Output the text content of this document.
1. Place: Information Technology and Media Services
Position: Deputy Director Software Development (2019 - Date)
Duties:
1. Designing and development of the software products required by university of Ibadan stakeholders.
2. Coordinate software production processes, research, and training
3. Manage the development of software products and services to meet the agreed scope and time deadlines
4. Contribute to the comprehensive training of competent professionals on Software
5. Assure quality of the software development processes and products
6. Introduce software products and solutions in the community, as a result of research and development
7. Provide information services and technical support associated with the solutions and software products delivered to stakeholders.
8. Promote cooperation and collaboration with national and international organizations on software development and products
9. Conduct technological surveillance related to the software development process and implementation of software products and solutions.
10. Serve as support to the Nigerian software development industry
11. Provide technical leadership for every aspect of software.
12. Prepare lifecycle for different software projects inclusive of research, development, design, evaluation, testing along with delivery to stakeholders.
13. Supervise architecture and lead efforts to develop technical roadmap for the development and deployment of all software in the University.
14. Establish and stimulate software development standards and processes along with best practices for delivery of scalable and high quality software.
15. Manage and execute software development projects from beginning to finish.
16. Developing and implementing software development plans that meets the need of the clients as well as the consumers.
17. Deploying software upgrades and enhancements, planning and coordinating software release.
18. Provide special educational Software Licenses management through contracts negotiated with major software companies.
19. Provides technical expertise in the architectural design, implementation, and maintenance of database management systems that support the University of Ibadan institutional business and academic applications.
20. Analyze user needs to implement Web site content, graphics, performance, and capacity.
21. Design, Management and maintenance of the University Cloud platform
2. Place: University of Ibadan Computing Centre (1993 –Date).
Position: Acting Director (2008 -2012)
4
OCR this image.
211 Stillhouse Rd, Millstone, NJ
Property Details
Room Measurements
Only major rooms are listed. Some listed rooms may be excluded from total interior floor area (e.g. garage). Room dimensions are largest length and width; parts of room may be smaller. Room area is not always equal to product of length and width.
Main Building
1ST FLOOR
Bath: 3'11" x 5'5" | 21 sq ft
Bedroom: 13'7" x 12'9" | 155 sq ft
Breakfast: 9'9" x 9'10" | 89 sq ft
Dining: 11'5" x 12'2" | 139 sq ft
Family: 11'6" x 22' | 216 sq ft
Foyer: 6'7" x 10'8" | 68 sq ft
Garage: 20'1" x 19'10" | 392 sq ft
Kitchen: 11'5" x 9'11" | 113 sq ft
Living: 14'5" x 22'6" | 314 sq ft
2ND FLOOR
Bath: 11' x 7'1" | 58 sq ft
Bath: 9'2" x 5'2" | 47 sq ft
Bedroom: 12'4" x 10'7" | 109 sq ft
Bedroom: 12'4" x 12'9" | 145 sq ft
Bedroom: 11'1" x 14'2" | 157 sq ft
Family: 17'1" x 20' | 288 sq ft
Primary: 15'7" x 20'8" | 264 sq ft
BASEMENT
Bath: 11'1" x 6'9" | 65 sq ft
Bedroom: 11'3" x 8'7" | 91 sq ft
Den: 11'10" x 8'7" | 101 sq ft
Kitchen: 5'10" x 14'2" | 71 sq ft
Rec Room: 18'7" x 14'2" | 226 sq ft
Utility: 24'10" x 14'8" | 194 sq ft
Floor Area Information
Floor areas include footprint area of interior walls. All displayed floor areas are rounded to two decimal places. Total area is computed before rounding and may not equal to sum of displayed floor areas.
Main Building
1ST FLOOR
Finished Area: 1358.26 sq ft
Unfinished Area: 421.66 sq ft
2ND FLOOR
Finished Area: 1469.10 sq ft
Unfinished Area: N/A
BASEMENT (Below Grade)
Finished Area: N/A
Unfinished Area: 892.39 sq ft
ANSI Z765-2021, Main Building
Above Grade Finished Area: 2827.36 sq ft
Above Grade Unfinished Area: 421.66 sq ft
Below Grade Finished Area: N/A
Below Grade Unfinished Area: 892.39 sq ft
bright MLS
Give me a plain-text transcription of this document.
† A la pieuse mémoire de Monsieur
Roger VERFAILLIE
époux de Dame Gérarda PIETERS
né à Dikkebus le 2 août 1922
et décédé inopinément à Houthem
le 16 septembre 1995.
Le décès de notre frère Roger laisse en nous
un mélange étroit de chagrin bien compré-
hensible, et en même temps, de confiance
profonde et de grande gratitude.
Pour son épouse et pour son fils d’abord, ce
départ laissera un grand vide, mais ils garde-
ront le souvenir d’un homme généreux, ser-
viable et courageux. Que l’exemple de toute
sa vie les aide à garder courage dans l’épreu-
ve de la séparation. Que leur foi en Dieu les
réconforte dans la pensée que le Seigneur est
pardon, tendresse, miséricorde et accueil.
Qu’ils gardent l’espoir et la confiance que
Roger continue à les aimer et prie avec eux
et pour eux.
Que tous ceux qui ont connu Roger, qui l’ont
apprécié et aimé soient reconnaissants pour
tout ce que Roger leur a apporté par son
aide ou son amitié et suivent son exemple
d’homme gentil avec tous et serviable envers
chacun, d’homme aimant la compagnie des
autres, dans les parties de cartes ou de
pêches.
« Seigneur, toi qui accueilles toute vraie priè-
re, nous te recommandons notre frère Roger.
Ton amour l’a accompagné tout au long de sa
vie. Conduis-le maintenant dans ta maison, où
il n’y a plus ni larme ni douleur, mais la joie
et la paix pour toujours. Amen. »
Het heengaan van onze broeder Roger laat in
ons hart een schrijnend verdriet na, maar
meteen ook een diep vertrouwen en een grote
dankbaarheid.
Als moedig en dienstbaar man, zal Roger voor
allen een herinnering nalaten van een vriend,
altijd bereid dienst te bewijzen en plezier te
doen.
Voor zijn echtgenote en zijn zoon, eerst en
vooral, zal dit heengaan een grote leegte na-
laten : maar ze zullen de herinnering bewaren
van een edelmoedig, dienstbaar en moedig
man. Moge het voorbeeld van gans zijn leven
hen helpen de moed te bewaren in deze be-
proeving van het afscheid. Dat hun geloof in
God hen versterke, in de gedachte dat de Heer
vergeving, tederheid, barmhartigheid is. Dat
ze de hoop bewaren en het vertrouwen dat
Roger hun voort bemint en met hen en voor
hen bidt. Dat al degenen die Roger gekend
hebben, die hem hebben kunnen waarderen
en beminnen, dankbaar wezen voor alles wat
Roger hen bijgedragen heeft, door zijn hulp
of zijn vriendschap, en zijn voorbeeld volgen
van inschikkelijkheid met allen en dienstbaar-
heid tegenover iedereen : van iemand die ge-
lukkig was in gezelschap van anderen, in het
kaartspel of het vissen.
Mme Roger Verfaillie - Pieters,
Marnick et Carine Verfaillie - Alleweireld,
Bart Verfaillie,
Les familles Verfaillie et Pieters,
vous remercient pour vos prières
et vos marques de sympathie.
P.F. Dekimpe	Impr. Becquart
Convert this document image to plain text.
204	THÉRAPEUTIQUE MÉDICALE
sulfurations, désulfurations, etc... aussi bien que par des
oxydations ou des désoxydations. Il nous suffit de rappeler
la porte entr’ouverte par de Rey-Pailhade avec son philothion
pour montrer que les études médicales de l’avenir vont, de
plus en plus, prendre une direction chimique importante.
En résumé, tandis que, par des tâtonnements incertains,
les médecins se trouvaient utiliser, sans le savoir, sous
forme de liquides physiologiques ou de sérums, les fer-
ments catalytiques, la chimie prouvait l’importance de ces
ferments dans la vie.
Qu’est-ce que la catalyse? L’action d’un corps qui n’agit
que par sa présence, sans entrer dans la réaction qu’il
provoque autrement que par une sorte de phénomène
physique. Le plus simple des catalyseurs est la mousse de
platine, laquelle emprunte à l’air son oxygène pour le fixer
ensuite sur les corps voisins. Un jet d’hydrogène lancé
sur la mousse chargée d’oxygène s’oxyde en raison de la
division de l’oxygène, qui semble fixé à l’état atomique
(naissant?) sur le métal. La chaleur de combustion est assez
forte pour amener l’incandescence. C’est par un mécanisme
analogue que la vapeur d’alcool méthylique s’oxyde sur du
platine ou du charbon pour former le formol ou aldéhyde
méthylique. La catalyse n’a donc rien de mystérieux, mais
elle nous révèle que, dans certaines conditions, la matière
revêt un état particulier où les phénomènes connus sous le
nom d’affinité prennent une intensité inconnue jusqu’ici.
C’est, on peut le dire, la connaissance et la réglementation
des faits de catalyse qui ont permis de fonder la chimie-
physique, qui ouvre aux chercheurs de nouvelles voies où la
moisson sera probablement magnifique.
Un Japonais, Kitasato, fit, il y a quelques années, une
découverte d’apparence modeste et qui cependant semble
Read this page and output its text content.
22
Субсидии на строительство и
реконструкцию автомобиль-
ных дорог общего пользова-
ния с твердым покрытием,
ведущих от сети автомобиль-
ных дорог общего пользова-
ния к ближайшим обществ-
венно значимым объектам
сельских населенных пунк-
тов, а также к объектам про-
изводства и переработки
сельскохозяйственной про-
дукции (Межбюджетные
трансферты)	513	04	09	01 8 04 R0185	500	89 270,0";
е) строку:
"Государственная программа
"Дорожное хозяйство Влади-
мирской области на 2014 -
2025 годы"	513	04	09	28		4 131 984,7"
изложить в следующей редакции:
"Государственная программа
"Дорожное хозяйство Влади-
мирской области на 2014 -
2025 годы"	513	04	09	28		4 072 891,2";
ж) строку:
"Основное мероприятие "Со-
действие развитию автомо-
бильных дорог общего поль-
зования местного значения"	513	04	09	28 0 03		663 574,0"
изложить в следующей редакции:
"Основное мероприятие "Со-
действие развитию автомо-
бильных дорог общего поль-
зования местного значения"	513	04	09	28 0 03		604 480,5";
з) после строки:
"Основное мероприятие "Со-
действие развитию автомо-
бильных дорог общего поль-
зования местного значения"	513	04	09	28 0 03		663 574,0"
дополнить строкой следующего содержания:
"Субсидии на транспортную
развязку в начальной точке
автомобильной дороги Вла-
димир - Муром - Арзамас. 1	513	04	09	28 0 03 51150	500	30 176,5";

• • •

◆ REQUIRED TASK: Pull out all lines containing "text".

◆ EXERCISE RESULT:
Output the text content of this document.
Give me a plain-text transcription of this document.
Convert this document image to plain text.
Read this page and output its text content.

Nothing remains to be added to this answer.